TASK TO CARRY OUT -> Quote all of the data that follows exactly as written, skipping the images.

┄┄┄┄┄┄┄┄┄┄

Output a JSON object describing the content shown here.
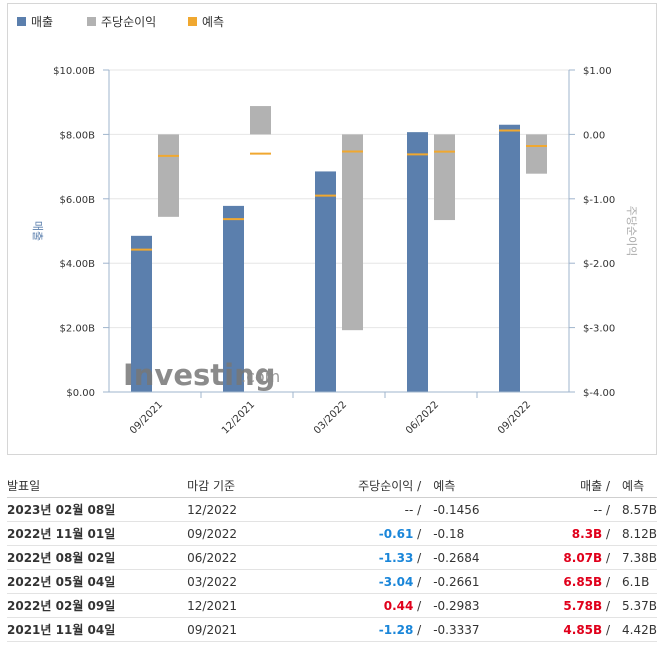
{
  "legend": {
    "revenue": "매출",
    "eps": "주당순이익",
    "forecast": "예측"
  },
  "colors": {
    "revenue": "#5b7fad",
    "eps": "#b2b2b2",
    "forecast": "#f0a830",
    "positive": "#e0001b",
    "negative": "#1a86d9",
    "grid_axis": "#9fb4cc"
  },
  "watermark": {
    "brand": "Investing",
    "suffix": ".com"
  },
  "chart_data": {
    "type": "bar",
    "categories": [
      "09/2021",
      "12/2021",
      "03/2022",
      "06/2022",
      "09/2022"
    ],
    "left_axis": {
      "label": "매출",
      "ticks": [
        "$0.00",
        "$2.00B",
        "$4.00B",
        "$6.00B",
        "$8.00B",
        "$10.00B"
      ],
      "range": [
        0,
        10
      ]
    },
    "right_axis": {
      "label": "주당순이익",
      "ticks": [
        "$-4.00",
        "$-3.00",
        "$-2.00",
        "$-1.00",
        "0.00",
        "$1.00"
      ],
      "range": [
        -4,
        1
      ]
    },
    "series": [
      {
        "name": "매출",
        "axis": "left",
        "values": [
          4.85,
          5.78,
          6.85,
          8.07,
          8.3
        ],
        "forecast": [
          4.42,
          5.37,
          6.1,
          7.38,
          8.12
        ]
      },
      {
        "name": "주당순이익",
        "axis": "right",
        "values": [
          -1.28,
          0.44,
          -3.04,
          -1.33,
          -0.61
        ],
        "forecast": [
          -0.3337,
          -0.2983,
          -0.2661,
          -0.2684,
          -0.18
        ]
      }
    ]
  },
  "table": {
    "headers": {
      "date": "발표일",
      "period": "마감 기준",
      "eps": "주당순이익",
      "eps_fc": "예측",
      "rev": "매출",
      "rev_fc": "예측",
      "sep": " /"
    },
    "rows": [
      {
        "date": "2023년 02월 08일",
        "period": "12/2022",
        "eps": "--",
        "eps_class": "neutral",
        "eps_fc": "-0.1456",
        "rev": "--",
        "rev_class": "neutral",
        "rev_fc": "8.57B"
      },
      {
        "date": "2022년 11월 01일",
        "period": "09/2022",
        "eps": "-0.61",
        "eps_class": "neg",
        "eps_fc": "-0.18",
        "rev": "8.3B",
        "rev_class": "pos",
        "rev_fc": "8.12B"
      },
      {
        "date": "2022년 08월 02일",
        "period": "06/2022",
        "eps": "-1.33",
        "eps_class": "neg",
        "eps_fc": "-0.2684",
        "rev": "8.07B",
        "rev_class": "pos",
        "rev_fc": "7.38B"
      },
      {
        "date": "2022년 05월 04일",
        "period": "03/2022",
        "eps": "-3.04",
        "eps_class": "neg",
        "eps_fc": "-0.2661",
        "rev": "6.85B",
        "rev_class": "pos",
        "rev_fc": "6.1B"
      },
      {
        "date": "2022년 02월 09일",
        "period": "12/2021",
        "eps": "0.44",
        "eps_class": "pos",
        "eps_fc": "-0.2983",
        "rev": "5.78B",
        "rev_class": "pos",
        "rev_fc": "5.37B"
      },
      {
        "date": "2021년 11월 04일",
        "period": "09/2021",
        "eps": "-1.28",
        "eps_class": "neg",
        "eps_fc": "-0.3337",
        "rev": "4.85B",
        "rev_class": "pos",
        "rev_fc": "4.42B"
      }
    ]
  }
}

┄┄┄┄┄┄┄┄┄┄

OUTPUT FOR THIS EXERCISE ->
Output a JSON object describing the content shown here.
{
  "legend": {
    "revenue": "매출",
    "eps": "주당순이익",
    "forecast": "예측"
  },
  "colors": {
    "revenue": "#5b7fad",
    "eps": "#b2b2b2",
    "forecast": "#f0a830",
    "positive": "#e0001b",
    "negative": "#1a86d9",
    "grid_axis": "#9fb4cc"
  },
  "watermark": {
    "brand": "Investing",
    "suffix": ".com"
  },
  "chart_data": {
    "type": "bar",
    "categories": [
      "09/2021",
      "12/2021",
      "03/2022",
      "06/2022",
      "09/2022"
    ],
    "left_axis": {
      "label": "매출",
      "ticks": [
        "$0.00",
        "$2.00B",
        "$4.00B",
        "$6.00B",
        "$8.00B",
        "$10.00B"
      ],
      "range": [
        0,
        10
      ]
    },
    "right_axis": {
      "label": "주당순이익",
      "ticks": [
        "$-4.00",
        "$-3.00",
        "$-2.00",
        "$-1.00",
        "0.00",
        "$1.00"
      ],
      "range": [
        -4,
        1
      ]
    },
    "series": [
      {
        "name": "매출",
        "axis": "left",
        "values": [
          4.85,
          5.78,
          6.85,
          8.07,
          8.3
        ],
        "forecast": [
          4.42,
          5.37,
          6.1,
          7.38,
          8.12
        ]
      },
      {
        "name": "주당순이익",
        "axis": "right",
        "values": [
          -1.28,
          0.44,
          -3.04,
          -1.33,
          -0.61
        ],
        "forecast": [
          -0.3337,
          -0.2983,
          -0.2661,
          -0.2684,
          -0.18
        ]
      }
    ]
  },
  "table": {
    "headers": {
      "date": "발표일",
      "period": "마감 기준",
      "eps": "주당순이익",
      "eps_fc": "예측",
      "rev": "매출",
      "rev_fc": "예측",
      "sep": " /"
    },
    "rows": [
      {
        "date": "2023년 02월 08일",
        "period": "12/2022",
        "eps": "--",
        "eps_class": "neutral",
        "eps_fc": "-0.1456",
        "rev": "--",
        "rev_class": "neutral",
        "rev_fc": "8.57B"
      },
      {
        "date": "2022년 11월 01일",
        "period": "09/2022",
        "eps": "-0.61",
        "eps_class": "neg",
        "eps_fc": "-0.18",
        "rev": "8.3B",
        "rev_class": "pos",
        "rev_fc": "8.12B"
      },
      {
        "date": "2022년 08월 02일",
        "period": "06/2022",
        "eps": "-1.33",
        "eps_class": "neg",
        "eps_fc": "-0.2684",
        "rev": "8.07B",
        "rev_class": "pos",
        "rev_fc": "7.38B"
      },
      {
        "date": "2022년 05월 04일",
        "period": "03/2022",
        "eps": "-3.04",
        "eps_class": "neg",
        "eps_fc": "-0.2661",
        "rev": "6.85B",
        "rev_class": "pos",
        "rev_fc": "6.1B"
      },
      {
        "date": "2022년 02월 09일",
        "period": "12/2021",
        "eps": "0.44",
        "eps_class": "pos",
        "eps_fc": "-0.2983",
        "rev": "5.78B",
        "rev_class": "pos",
        "rev_fc": "5.37B"
      },
      {
        "date": "2021년 11월 04일",
        "period": "09/2021",
        "eps": "-1.28",
        "eps_class": "neg",
        "eps_fc": "-0.3337",
        "rev": "4.85B",
        "rev_class": "pos",
        "rev_fc": "4.42B"
      }
    ]
  }
}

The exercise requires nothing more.